**AIM OF THE EXERCISE**. List all lines of the data that include the string "αγώνα".

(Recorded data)
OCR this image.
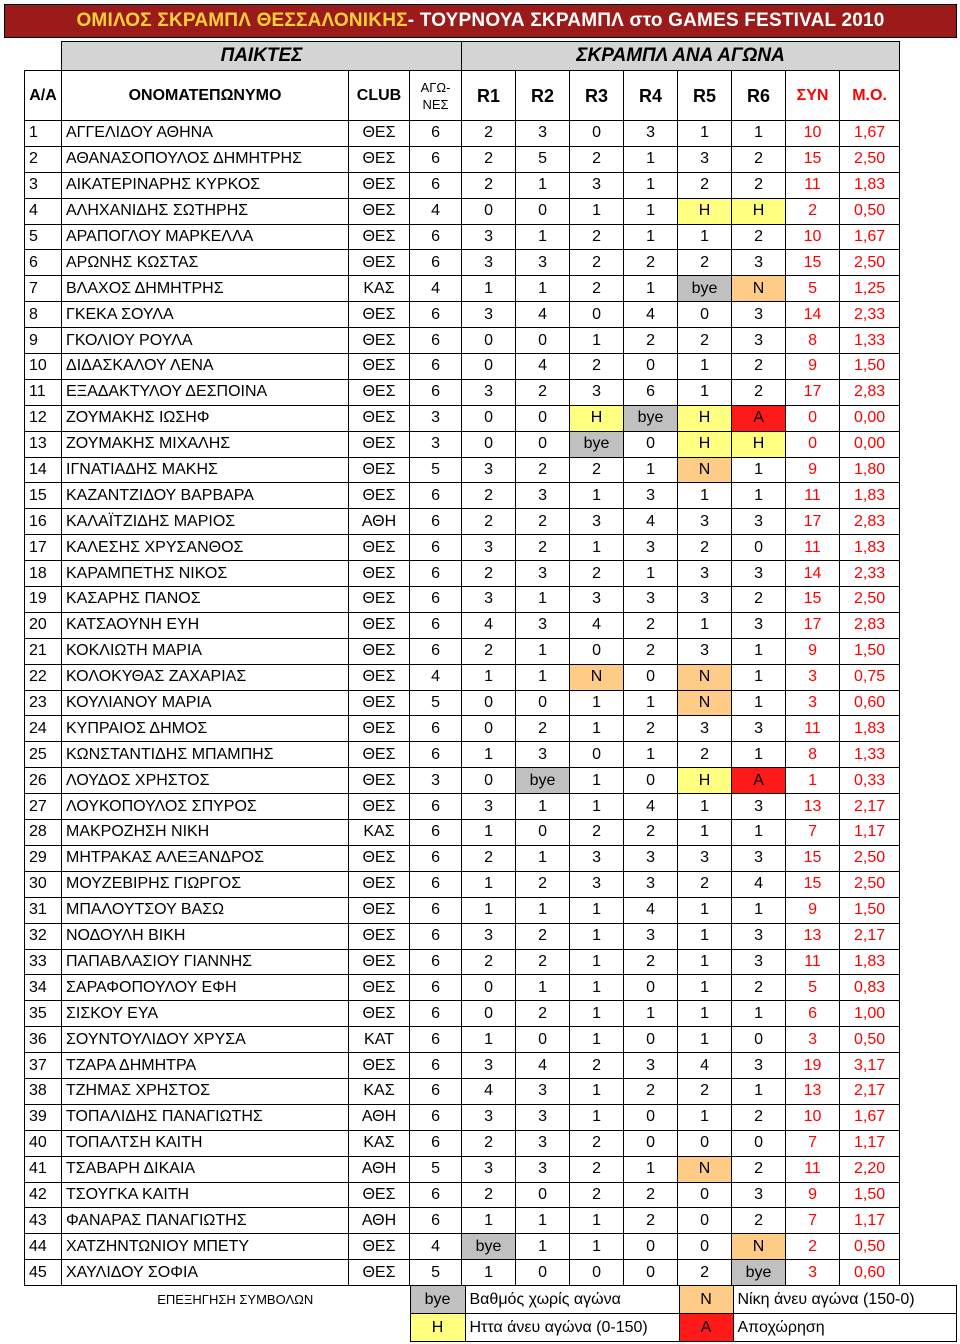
ΟΜΙΛΟΣ ΣΚΡΑΜΠΛ ΘΕΣΣΑΛΟΝΙΚΗΣ - ΤΟΥΡΝΟΥΑ ΣΚΡΑΜΠΛ στο GAMES FESTIVAL 2010
	ΠΑΙΚΤΕΣ			ΣΚΡΑΜΠΛ ΑΝΑ ΑΓΩΝΑ							
Α/Α	ΟΝΟΜΑΤΕΠΩΝΥΜΟ	CLUB	ΑΓΩ-
ΝΕΣ	R1	R2	R3	R4	R5	R6	ΣΥΝ	Μ.Ο.
1	ΑΓΓΕΛΙΔΟΥ ΑΘΗΝΑ	ΘΕΣ	6	2	3	0	3	1	1	10	1,67
2	ΑΘΑΝΑΣΟΠΟΥΛΟΣ ΔΗΜΗΤΡΗΣ	ΘΕΣ	6	2	5	2	1	3	2	15	2,50
3	ΑΙΚΑΤΕΡΙΝΑΡΗΣ ΚΥΡΚΟΣ	ΘΕΣ	6	2	1	3	1	2	2	11	1,83
4	ΑΛΗΧΑΝΙΔΗΣ ΣΩΤΗΡΗΣ	ΘΕΣ	4	0	0	1	1	Η	Η	2	0,50
5	ΑΡΑΠΟΓΛΟΥ ΜΑΡΚΕΛΛΑ	ΘΕΣ	6	3	1	2	1	1	2	10	1,67
6	ΑΡΩΝΗΣ ΚΩΣΤΑΣ	ΘΕΣ	6	3	3	2	2	2	3	15	2,50
7	ΒΛΑΧΟΣ ΔΗΜΗΤΡΗΣ	ΚΑΣ	4	1	1	2	1	bye	Ν	5	1,25
8	ΓΚΕΚΑ ΣΟΥΛΑ	ΘΕΣ	6	3	4	0	4	0	3	14	2,33
9	ΓΚΟΛΙΟΥ ΡΟΥΛΑ	ΘΕΣ	6	0	0	1	2	2	3	8	1,33
10	ΔΙΔΑΣΚΑΛΟΥ ΛΕΝΑ	ΘΕΣ	6	0	4	2	0	1	2	9	1,50
11	ΕΞΑΔΑΚΤΥΛΟΥ ΔΕΣΠΟΙΝΑ	ΘΕΣ	6	3	2	3	6	1	2	17	2,83
12	ΖΟΥΜΑΚΗΣ ΙΩΣΗΦ	ΘΕΣ	3	0	0	Η	bye	Η	Α	0	0,00
13	ΖΟΥΜΑΚΗΣ ΜΙΧΑΛΗΣ	ΘΕΣ	3	0	0	bye	0	Η	Η	0	0,00
14	ΙΓΝΑΤΙΑΔΗΣ ΜΑΚΗΣ	ΘΕΣ	5	3	2	2	1	Ν	1	9	1,80
15	ΚΑΖΑΝΤΖΙΔΟΥ ΒΑΡΒΑΡΑ	ΘΕΣ	6	2	3	1	3	1	1	11	1,83
16	ΚΑΛΑΪΤΖΙΔΗΣ ΜΑΡΙΟΣ	ΑΘΗ	6	2	2	3	4	3	3	17	2,83
17	ΚΑΛΕΣΗΣ ΧΡΥΣΑΝΘΟΣ	ΘΕΣ	6	3	2	1	3	2	0	11	1,83
18	ΚΑΡΑΜΠΕΤΗΣ ΝΙΚΟΣ	ΘΕΣ	6	2	3	2	1	3	3	14	2,33
19	ΚΑΣΑΡΗΣ ΠΑΝΟΣ	ΘΕΣ	6	3	1	3	3	3	2	15	2,50
20	ΚΑΤΣΑΟΥΝΗ ΕΥΗ	ΘΕΣ	6	4	3	4	2	1	3	17	2,83
21	ΚΟΚΛΙΩΤΗ ΜΑΡΙΑ	ΘΕΣ	6	2	1	0	2	3	1	9	1,50
22	ΚΟΛΟΚΥΘΑΣ ΖΑΧΑΡΙΑΣ	ΘΕΣ	4	1	1	Ν	0	Ν	1	3	0,75
23	ΚΟΥΛΙΑΝΟΥ ΜΑΡΙΑ	ΘΕΣ	5	0	0	1	1	Ν	1	3	0,60
24	ΚΥΠΡΑΙΟΣ ΔΗΜΟΣ	ΘΕΣ	6	0	2	1	2	3	3	11	1,83
25	ΚΩΝΣΤΑΝΤΙΔΗΣ ΜΠΑΜΠΗΣ	ΘΕΣ	6	1	3	0	1	2	1	8	1,33
26	ΛΟΥΔΟΣ ΧΡΗΣΤΟΣ	ΘΕΣ	3	0	bye	1	0	Η	Α	1	0,33
27	ΛΟΥΚΟΠΟΥΛΟΣ ΣΠΥΡΟΣ	ΘΕΣ	6	3	1	1	4	1	3	13	2,17
28	ΜΑΚΡΟΖΗΣΗ ΝΙΚΗ	ΚΑΣ	6	1	0	2	2	1	1	7	1,17
29	ΜΗΤΡΑΚΑΣ ΑΛΕΞΑΝΔΡΟΣ	ΘΕΣ	6	2	1	3	3	3	3	15	2,50
30	ΜΟΥΖΕΒΙΡΗΣ ΓΙΩΡΓΟΣ	ΘΕΣ	6	1	2	3	3	2	4	15	2,50
31	ΜΠΑΛΟΥΤΣΟΥ ΒΑΣΩ	ΘΕΣ	6	1	1	1	4	1	1	9	1,50
32	ΝΟΔΟΥΛΗ ΒΙΚΗ	ΘΕΣ	6	3	2	1	3	1	3	13	2,17
33	ΠΑΠΑΒΛΑΣΙΟΥ ΓΙΑΝΝΗΣ	ΘΕΣ	6	2	2	1	2	1	3	11	1,83
34	ΣΑΡΑΦΟΠΟΥΛΟΥ ΕΦΗ	ΘΕΣ	6	0	1	1	0	1	2	5	0,83
35	ΣΙΣΚΟΥ ΕΥΑ	ΘΕΣ	6	0	2	1	1	1	1	6	1,00
36	ΣΟΥΝΤΟΥΛΙΔΟΥ ΧΡΥΣΑ	ΚΑΤ	6	1	0	1	0	1	0	3	0,50
37	ΤΖΑΡΑ ΔΗΜΗΤΡΑ	ΘΕΣ	6	3	4	2	3	4	3	19	3,17
38	ΤΖΗΜΑΣ ΧΡΗΣΤΟΣ	ΚΑΣ	6	4	3	1	2	2	1	13	2,17
39	ΤΟΠΑΛΙΔΗΣ ΠΑΝΑΓΙΩΤΗΣ	ΑΘΗ	6	3	3	1	0	1	2	10	1,67
40	ΤΟΠΑΛΤΣΗ ΚΑΙΤΗ	ΚΑΣ	6	2	3	2	0	0	0	7	1,17
41	ΤΣΑΒΑΡΗ ΔΙΚΑΙΑ	ΑΘΗ	5	3	3	2	1	Ν	2	11	2,20
42	ΤΣΟΥΓΚΑ ΚΑΙΤΗ	ΘΕΣ	6	2	0	2	2	0	3	9	1,50
43	ΦΑΝΑΡΑΣ ΠΑΝΑΓΙΩΤΗΣ	ΑΘΗ	6	1	1	1	2	0	2	7	1,17
44	ΧΑΤΖΗΝΤΩΝΙΟΥ ΜΠΕΤΥ	ΘΕΣ	4	bye	1	1	0	0	Ν	2	0,50
45	ΧΑΥΛΙΔΟΥ ΣΟΦΙΑ	ΘΕΣ	5	1	0	0	0	2	bye	3	0,60
ΕΠΕΞΗΓΗΣΗ ΣΥΜΒΟΛΩΝ	bye	Βαθμός χωρίς αγώνα	Ν	Νίκη άνευ αγώνα (150-0)
	Η	Ηττα άνευ αγώνα (0-150)	Α	Αποχώρηση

**ANSWER**.
ΕΠΕΞΗΓΗΣΗ ΣΥΜΒΟΛΩΝ	bye	Βαθμός χωρίς αγώνα	Ν	Νίκη άνευ αγώνα (150-0)
	Η	Ηττα άνευ αγώνα (0-150)	Α	Αποχώρηση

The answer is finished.